> **Material to process**:
※ ※ ※
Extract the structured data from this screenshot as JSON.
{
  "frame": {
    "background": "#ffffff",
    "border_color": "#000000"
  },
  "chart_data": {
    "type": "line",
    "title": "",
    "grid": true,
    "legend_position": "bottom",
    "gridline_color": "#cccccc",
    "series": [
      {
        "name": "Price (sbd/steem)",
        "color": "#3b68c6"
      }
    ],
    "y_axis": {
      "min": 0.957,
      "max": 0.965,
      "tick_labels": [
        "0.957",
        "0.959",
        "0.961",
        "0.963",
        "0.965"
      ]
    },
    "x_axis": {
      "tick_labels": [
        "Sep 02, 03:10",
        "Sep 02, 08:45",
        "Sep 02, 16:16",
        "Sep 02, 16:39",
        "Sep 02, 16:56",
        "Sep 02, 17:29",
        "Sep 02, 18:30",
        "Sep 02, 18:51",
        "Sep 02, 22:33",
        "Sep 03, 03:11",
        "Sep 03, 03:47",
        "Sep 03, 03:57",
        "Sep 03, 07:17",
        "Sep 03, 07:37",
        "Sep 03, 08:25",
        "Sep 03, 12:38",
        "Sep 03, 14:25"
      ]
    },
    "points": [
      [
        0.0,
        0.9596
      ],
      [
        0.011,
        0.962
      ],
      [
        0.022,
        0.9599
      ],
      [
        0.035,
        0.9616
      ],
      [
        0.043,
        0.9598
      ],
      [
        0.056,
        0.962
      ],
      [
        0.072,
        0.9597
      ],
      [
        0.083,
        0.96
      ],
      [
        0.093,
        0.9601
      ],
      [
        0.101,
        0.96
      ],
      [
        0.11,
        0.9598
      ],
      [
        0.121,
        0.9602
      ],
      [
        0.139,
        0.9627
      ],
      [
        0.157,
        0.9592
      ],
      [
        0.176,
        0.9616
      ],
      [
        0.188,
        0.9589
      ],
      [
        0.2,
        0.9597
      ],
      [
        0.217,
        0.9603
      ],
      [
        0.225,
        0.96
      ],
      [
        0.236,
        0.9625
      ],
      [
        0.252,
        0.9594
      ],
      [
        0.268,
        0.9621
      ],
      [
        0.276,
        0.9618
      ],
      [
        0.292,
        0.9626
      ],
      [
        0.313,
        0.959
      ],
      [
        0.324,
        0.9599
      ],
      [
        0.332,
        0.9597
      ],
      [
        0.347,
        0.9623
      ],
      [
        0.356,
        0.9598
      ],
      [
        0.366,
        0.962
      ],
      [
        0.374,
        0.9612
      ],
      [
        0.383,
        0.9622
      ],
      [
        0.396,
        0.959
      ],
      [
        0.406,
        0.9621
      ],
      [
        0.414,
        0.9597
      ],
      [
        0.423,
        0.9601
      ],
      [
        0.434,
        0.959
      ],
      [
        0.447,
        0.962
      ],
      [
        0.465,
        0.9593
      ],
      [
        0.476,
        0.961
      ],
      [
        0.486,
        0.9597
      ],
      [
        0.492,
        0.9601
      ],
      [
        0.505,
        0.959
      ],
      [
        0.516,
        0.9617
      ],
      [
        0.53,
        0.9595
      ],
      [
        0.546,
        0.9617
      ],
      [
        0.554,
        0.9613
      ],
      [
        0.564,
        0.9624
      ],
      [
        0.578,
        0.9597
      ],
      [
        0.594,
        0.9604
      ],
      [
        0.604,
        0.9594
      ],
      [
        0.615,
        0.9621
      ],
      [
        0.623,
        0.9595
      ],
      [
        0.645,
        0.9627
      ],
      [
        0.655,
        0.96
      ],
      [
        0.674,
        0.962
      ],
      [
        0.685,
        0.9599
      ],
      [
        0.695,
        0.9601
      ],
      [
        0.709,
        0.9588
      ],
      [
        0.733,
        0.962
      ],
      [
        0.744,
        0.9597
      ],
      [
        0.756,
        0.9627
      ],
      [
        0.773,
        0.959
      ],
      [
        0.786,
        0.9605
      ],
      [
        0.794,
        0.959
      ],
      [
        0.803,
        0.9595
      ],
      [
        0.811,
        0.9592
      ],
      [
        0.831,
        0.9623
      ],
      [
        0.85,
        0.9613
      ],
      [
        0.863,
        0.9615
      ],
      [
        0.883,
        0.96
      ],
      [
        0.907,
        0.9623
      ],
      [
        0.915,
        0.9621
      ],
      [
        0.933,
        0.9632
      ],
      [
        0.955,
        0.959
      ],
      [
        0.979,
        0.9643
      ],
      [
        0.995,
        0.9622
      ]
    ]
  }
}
※ ※ ※
> **Task requirements**: From the first line to the last, please quote the material above exactly.

> **Solution to the problem**:
Extract the structured data from this screenshot as JSON.
{
  "frame": {
    "background": "#ffffff",
    "border_color": "#000000"
  },
  "chart_data": {
    "type": "line",
    "title": "",
    "grid": true,
    "legend_position": "bottom",
    "gridline_color": "#cccccc",
    "series": [
      {
        "name": "Price (sbd/steem)",
        "color": "#3b68c6"
      }
    ],
    "y_axis": {
      "min": 0.957,
      "max": 0.965,
      "tick_labels": [
        "0.957",
        "0.959",
        "0.961",
        "0.963",
        "0.965"
      ]
    },
    "x_axis": {
      "tick_labels": [
        "Sep 02, 03:10",
        "Sep 02, 08:45",
        "Sep 02, 16:16",
        "Sep 02, 16:39",
        "Sep 02, 16:56",
        "Sep 02, 17:29",
        "Sep 02, 18:30",
        "Sep 02, 18:51",
        "Sep 02, 22:33",
        "Sep 03, 03:11",
        "Sep 03, 03:47",
        "Sep 03, 03:57",
        "Sep 03, 07:17",
        "Sep 03, 07:37",
        "Sep 03, 08:25",
        "Sep 03, 12:38",
        "Sep 03, 14:25"
      ]
    },
    "points": [
      [
        0.0,
        0.9596
      ],
      [
        0.011,
        0.962
      ],
      [
        0.022,
        0.9599
      ],
      [
        0.035,
        0.9616
      ],
      [
        0.043,
        0.9598
      ],
      [
        0.056,
        0.962
      ],
      [
        0.072,
        0.9597
      ],
      [
        0.083,
        0.96
      ],
      [
        0.093,
        0.9601
      ],
      [
        0.101,
        0.96
      ],
      [
        0.11,
        0.9598
      ],
      [
        0.121,
        0.9602
      ],
      [
        0.139,
        0.9627
      ],
      [
        0.157,
        0.9592
      ],
      [
        0.176,
        0.9616
      ],
      [
        0.188,
        0.9589
      ],
      [
        0.2,
        0.9597
      ],
      [
        0.217,
        0.9603
      ],
      [
        0.225,
        0.96
      ],
      [
        0.236,
        0.9625
      ],
      [
        0.252,
        0.9594
      ],
      [
        0.268,
        0.9621
      ],
      [
        0.276,
        0.9618
      ],
      [
        0.292,
        0.9626
      ],
      [
        0.313,
        0.959
      ],
      [
        0.324,
        0.9599
      ],
      [
        0.332,
        0.9597
      ],
      [
        0.347,
        0.9623
      ],
      [
        0.356,
        0.9598
      ],
      [
        0.366,
        0.962
      ],
      [
        0.374,
        0.9612
      ],
      [
        0.383,
        0.9622
      ],
      [
        0.396,
        0.959
      ],
      [
        0.406,
        0.9621
      ],
      [
        0.414,
        0.9597
      ],
      [
        0.423,
        0.9601
      ],
      [
        0.434,
        0.959
      ],
      [
        0.447,
        0.962
      ],
      [
        0.465,
        0.9593
      ],
      [
        0.476,
        0.961
      ],
      [
        0.486,
        0.9597
      ],
      [
        0.492,
        0.9601
      ],
      [
        0.505,
        0.959
      ],
      [
        0.516,
        0.9617
      ],
      [
        0.53,
        0.9595
      ],
      [
        0.546,
        0.9617
      ],
      [
        0.554,
        0.9613
      ],
      [
        0.564,
        0.9624
      ],
      [
        0.578,
        0.9597
      ],
      [
        0.594,
        0.9604
      ],
      [
        0.604,
        0.9594
      ],
      [
        0.615,
        0.9621
      ],
      [
        0.623,
        0.9595
      ],
      [
        0.645,
        0.9627
      ],
      [
        0.655,
        0.96
      ],
      [
        0.674,
        0.962
      ],
      [
        0.685,
        0.9599
      ],
      [
        0.695,
        0.9601
      ],
      [
        0.709,
        0.9588
      ],
      [
        0.733,
        0.962
      ],
      [
        0.744,
        0.9597
      ],
      [
        0.756,
        0.9627
      ],
      [
        0.773,
        0.959
      ],
      [
        0.786,
        0.9605
      ],
      [
        0.794,
        0.959
      ],
      [
        0.803,
        0.9595
      ],
      [
        0.811,
        0.9592
      ],
      [
        0.831,
        0.9623
      ],
      [
        0.85,
        0.9613
      ],
      [
        0.863,
        0.9615
      ],
      [
        0.883,
        0.96
      ],
      [
        0.907,
        0.9623
      ],
      [
        0.915,
        0.9621
      ],
      [
        0.933,
        0.9632
      ],
      [
        0.955,
        0.959
      ],
      [
        0.979,
        0.9643
      ],
      [
        0.995,
        0.9622
      ]
    ]
  }
}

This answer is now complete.